--- Task instructions ---
Transcribe the Loyola Catholic School text in full, with no changes.

--- Text provided ---

==*==

Location
- 145 Good Counsel Drive Mankato, (Blue Earth County), Minnesota 56001 United States 44°10′57″N 93°58′34″W﻿ / ﻿44.18250°N 93.97611°W

Information
- Type: Private, Coeducational
- Religious affiliation: Roman Catholic
- Patron saint: St. Ignatius of Loyola
- Established: 1865
- Staff: 88
- Grades: Preschool–12
- Average class size: 40
- Colors: Blue and Gold
- Slogan: Leading through Faith, Academic Excellence, and Service
- Sports: Football, Soccer, Cross Country, Basketball, Volleyball, Track & Field, Baseball, Hockey, Swim & Dive,
- Mascot: Crusader
- Team name: Crusaders
- Accreditation: North Central Association of Colleges and Schools
- Tuition: $5475
- Website: loyolacatholicschool.org

= Loyola Catholic School =

Private coeducational school in Mankato, Minnesota, United States

Loyola Catholic School is located in Mankato, Minnesota, United States. The school is part of the Roman Catholic Diocese of Winona-Rochester and serves students in PreK-Grade 12.

==*==

--- Excerpted data ---
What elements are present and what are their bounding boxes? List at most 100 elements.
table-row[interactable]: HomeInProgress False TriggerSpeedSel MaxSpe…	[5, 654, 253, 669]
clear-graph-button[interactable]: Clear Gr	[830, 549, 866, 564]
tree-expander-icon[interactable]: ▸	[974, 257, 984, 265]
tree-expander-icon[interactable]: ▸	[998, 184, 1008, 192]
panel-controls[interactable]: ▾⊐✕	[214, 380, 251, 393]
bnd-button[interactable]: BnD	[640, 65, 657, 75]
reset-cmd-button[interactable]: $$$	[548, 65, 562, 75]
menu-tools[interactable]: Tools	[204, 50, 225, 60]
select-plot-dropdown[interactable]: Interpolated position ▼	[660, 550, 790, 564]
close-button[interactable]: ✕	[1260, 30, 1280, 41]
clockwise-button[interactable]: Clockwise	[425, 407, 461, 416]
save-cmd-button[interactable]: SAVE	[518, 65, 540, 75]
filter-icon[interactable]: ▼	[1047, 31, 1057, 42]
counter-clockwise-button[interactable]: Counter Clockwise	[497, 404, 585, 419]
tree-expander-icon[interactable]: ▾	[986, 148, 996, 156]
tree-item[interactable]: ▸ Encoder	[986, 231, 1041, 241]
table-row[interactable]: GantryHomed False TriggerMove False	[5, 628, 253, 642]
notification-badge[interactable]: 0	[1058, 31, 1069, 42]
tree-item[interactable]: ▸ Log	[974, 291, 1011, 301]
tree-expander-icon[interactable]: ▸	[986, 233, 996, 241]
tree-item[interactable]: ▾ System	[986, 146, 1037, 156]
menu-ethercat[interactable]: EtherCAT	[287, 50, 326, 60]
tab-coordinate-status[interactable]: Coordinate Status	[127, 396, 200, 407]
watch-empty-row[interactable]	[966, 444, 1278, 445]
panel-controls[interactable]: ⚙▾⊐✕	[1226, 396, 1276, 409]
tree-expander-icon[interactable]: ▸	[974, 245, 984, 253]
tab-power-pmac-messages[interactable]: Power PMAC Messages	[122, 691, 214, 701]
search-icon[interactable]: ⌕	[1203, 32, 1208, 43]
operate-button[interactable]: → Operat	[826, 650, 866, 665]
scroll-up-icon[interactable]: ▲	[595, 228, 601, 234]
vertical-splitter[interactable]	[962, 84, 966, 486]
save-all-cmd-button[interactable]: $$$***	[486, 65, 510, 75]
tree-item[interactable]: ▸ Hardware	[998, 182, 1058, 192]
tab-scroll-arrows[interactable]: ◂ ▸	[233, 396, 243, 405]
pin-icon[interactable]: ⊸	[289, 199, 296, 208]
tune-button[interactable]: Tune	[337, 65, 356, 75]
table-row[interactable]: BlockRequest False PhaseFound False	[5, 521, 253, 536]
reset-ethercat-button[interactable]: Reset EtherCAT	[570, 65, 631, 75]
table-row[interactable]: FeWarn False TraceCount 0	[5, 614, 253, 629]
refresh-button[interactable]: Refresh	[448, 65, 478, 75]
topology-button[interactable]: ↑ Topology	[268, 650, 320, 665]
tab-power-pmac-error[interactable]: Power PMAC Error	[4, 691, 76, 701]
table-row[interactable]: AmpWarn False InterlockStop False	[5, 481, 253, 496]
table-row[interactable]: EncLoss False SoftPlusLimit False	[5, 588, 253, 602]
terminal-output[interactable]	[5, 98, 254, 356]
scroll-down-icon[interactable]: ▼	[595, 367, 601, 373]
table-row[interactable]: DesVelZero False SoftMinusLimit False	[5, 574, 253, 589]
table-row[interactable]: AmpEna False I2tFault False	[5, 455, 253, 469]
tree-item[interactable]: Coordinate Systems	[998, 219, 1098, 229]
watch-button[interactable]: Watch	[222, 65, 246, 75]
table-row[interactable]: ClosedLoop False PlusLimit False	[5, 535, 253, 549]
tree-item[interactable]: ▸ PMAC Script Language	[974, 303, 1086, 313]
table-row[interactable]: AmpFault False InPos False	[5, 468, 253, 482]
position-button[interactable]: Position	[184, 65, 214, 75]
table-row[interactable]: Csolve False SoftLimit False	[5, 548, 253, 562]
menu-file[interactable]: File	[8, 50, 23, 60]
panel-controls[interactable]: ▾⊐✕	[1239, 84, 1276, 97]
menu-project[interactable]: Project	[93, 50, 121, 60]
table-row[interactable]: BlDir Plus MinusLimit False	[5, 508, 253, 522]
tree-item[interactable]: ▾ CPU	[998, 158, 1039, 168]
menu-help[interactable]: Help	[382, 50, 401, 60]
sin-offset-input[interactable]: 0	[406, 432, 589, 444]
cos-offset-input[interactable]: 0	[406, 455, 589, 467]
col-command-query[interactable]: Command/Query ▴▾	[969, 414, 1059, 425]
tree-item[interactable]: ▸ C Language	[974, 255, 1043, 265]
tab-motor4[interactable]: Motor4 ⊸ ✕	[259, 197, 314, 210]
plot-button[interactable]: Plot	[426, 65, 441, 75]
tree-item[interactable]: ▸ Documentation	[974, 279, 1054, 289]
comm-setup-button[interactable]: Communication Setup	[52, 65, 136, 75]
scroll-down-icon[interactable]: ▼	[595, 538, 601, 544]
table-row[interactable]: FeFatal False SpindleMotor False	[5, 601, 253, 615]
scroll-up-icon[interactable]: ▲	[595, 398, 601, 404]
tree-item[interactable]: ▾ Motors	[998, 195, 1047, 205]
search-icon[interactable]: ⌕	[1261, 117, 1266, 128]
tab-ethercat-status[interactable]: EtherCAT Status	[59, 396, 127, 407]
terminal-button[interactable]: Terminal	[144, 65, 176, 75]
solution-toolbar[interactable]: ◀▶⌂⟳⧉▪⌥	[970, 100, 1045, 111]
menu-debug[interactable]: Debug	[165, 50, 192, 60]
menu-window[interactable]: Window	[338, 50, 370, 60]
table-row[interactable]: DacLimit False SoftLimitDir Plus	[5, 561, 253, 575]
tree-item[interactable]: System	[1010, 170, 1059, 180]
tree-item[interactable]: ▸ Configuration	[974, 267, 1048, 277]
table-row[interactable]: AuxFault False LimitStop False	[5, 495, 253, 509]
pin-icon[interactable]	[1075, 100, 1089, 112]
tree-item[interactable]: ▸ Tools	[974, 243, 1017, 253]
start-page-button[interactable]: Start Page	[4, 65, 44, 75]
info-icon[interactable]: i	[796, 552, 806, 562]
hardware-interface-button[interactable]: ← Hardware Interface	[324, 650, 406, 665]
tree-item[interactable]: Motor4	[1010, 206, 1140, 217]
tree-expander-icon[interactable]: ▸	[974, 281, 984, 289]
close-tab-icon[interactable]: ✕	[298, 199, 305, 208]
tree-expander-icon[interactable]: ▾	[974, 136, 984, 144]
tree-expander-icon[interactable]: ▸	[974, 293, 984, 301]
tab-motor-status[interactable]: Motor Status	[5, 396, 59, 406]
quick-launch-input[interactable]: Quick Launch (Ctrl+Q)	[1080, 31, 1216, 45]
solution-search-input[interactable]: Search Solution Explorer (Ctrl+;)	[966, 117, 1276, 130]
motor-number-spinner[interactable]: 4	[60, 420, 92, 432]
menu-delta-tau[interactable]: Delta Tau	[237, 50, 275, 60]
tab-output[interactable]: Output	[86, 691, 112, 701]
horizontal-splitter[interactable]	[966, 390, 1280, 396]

==*==

--- Answer section ---
Location
- 145 Good Counsel Drive Mankato, (Blue Earth County), Minnesota 56001 United States 44°10′57″N 93°58′34″W﻿ / ﻿44.18250°N 93.97611°W

Information
- Type: Private, Coeducational
- Religious affiliation: Roman Catholic
- Patron saint: St. Ignatius of Loyola
- Established: 1865
- Staff: 88
- Grades: Preschool–12
- Average class size: 40
- Colors: Blue and Gold
- Slogan: Leading through Faith, Academic Excellence, and Service
- Sports: Football, Soccer, Cross Country, Basketball, Volleyball, Track & Field, Baseball, Hockey, Swim & Dive,
- Mascot: Crusader
- Team name: Crusaders
- Accreditation: North Central Association of Colleges and Schools
- Tuition: $5475
- Website: loyolacatholicschool.org

= Loyola Catholic School =

Private coeducational school in Mankato, Minnesota, United States

Loyola Catholic School is located in Mankato, Minnesota, United States. The school is part of the Roman Catholic Diocese of Winona-Rochester and serves students in PreK-Grade 12.